• INSTRUCTIONS FOR THE TASK:
Reproduce the lines below word for word, from the start of the records through the line that contains "- signal-arrow: [161, 183, 169, 198]".

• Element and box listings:
##########
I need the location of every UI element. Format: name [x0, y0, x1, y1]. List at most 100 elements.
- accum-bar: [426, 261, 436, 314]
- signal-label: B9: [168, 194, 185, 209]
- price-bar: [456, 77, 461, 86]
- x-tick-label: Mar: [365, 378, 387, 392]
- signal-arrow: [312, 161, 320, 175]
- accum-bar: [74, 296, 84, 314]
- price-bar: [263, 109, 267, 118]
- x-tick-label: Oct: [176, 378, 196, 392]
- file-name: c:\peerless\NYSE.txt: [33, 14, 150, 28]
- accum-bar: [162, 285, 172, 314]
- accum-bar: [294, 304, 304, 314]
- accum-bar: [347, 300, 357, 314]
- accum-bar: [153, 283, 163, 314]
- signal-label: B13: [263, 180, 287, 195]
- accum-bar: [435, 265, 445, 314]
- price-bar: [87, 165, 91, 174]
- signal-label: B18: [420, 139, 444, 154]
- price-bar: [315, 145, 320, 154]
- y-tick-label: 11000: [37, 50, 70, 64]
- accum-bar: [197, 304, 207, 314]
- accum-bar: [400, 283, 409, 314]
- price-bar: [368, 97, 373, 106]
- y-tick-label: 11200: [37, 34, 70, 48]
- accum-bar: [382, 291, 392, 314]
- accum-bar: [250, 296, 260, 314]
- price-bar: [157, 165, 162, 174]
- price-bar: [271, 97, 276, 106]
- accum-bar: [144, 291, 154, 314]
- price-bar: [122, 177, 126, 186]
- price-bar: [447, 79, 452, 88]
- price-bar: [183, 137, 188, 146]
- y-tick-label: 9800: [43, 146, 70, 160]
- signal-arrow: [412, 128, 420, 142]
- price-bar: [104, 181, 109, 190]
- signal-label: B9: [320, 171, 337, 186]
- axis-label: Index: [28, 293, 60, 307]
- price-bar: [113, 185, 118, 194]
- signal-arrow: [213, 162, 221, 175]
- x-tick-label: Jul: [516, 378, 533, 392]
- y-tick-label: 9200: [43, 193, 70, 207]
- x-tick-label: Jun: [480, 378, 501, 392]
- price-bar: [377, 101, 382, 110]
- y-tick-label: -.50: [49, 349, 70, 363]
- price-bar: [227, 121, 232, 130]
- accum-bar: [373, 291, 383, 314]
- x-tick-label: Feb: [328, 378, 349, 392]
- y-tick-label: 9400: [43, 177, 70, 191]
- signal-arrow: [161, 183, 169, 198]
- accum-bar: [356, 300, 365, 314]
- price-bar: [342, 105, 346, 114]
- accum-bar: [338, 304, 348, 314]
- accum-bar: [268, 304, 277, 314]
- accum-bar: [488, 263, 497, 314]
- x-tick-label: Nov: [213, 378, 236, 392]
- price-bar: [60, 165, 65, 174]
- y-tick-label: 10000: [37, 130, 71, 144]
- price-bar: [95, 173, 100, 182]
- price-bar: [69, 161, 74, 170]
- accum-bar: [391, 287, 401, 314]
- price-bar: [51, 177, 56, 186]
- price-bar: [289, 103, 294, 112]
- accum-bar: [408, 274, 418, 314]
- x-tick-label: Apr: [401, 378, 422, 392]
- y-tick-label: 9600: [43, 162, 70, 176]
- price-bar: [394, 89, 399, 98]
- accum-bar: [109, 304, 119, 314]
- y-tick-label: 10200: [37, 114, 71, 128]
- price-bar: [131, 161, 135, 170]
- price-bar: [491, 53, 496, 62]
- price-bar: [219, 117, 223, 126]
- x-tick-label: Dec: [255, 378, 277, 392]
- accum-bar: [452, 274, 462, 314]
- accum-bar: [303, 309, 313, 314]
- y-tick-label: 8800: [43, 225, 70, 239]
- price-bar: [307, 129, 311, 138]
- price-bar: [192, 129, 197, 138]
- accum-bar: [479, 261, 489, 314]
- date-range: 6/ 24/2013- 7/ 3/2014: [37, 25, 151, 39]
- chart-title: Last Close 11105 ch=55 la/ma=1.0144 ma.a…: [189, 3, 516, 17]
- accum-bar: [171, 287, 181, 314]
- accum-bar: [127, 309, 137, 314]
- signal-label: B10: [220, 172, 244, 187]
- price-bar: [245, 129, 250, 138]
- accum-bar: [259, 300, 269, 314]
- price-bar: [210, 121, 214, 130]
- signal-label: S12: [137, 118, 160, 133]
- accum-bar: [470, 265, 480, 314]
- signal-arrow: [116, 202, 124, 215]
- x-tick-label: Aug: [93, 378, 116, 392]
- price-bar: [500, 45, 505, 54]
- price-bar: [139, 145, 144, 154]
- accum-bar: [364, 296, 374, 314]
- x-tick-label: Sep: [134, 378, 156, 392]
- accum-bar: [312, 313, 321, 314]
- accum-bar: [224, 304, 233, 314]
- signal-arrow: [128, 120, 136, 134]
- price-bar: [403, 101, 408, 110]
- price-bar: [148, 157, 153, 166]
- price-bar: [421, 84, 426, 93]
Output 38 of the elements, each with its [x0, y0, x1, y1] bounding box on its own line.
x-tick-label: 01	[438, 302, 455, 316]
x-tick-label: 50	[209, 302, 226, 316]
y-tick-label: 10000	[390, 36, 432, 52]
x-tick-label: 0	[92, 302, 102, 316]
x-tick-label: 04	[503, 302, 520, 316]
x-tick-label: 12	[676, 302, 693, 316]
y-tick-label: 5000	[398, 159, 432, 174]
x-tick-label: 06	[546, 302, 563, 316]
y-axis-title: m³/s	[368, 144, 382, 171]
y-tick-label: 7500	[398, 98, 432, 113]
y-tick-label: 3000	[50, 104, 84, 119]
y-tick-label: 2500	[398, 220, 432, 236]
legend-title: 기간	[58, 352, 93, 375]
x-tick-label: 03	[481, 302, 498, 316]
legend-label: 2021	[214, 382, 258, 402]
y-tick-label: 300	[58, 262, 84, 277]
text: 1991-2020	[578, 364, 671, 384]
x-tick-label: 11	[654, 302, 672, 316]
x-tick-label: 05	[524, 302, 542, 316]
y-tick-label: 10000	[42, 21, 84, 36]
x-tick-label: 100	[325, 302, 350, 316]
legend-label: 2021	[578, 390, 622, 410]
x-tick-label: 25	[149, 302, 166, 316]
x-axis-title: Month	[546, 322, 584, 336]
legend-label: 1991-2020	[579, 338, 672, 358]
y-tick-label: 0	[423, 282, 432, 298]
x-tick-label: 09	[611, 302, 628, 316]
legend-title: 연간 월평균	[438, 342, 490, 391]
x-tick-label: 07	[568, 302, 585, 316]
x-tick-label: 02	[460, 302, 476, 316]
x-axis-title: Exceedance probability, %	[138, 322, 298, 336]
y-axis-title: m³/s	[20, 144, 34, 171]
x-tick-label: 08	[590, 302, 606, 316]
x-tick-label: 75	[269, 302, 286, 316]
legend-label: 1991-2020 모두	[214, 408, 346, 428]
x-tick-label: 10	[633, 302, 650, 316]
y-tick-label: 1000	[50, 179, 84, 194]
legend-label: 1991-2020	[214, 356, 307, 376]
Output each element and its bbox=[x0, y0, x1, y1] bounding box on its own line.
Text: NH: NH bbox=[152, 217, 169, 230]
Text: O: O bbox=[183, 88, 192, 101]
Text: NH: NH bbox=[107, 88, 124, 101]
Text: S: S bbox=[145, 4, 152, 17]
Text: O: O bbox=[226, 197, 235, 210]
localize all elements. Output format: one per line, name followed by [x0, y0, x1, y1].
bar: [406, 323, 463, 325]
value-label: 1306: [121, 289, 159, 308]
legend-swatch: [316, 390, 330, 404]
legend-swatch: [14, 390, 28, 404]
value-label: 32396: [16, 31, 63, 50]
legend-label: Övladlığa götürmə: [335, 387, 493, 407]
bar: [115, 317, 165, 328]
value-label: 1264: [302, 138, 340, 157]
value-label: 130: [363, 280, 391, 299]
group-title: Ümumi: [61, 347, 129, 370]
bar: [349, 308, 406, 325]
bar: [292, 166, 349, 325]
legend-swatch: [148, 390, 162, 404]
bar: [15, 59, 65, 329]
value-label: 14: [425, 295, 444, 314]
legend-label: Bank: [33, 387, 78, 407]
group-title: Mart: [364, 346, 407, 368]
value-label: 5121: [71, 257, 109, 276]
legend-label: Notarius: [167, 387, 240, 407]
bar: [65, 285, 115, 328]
##########
• TASK OUTPUT:
I need the location of every UI element. Format: name [x0, y0, x1, y1]. List at most 100 elements.
- accum-bar: [426, 261, 436, 314]
- signal-label: B9: [168, 194, 185, 209]
- price-bar: [456, 77, 461, 86]
- x-tick-label: Mar: [365, 378, 387, 392]
- signal-arrow: [312, 161, 320, 175]
- accum-bar: [74, 296, 84, 314]
- price-bar: [263, 109, 267, 118]
- x-tick-label: Oct: [176, 378, 196, 392]
- file-name: c:\peerless\NYSE.txt: [33, 14, 150, 28]
- accum-bar: [162, 285, 172, 314]
- accum-bar: [294, 304, 304, 314]
- accum-bar: [347, 300, 357, 314]
- accum-bar: [153, 283, 163, 314]
- signal-label: B13: [263, 180, 287, 195]
- accum-bar: [435, 265, 445, 314]
- price-bar: [87, 165, 91, 174]
- signal-label: B18: [420, 139, 444, 154]
- price-bar: [315, 145, 320, 154]
- y-tick-label: 11000: [37, 50, 70, 64]
- accum-bar: [197, 304, 207, 314]
- accum-bar: [400, 283, 409, 314]
- price-bar: [368, 97, 373, 106]
- y-tick-label: 11200: [37, 34, 70, 48]
- accum-bar: [382, 291, 392, 314]
- accum-bar: [250, 296, 260, 314]
- price-bar: [157, 165, 162, 174]
- price-bar: [271, 97, 276, 106]
- accum-bar: [144, 291, 154, 314]
- price-bar: [122, 177, 126, 186]
- price-bar: [447, 79, 452, 88]
- price-bar: [183, 137, 188, 146]
- y-tick-label: 9800: [43, 146, 70, 160]
- signal-arrow: [412, 128, 420, 142]
- price-bar: [104, 181, 109, 190]
- signal-label: B9: [320, 171, 337, 186]
- axis-label: Index: [28, 293, 60, 307]
- price-bar: [113, 185, 118, 194]
- signal-arrow: [213, 162, 221, 175]
- x-tick-label: Jul: [516, 378, 533, 392]
- y-tick-label: 9200: [43, 193, 70, 207]
- x-tick-label: Jun: [480, 378, 501, 392]
- price-bar: [377, 101, 382, 110]
- y-tick-label: -.50: [49, 349, 70, 363]
- price-bar: [227, 121, 232, 130]
- accum-bar: [373, 291, 383, 314]
- x-tick-label: Feb: [328, 378, 349, 392]
- y-tick-label: 9400: [43, 177, 70, 191]
- signal-arrow: [161, 183, 169, 198]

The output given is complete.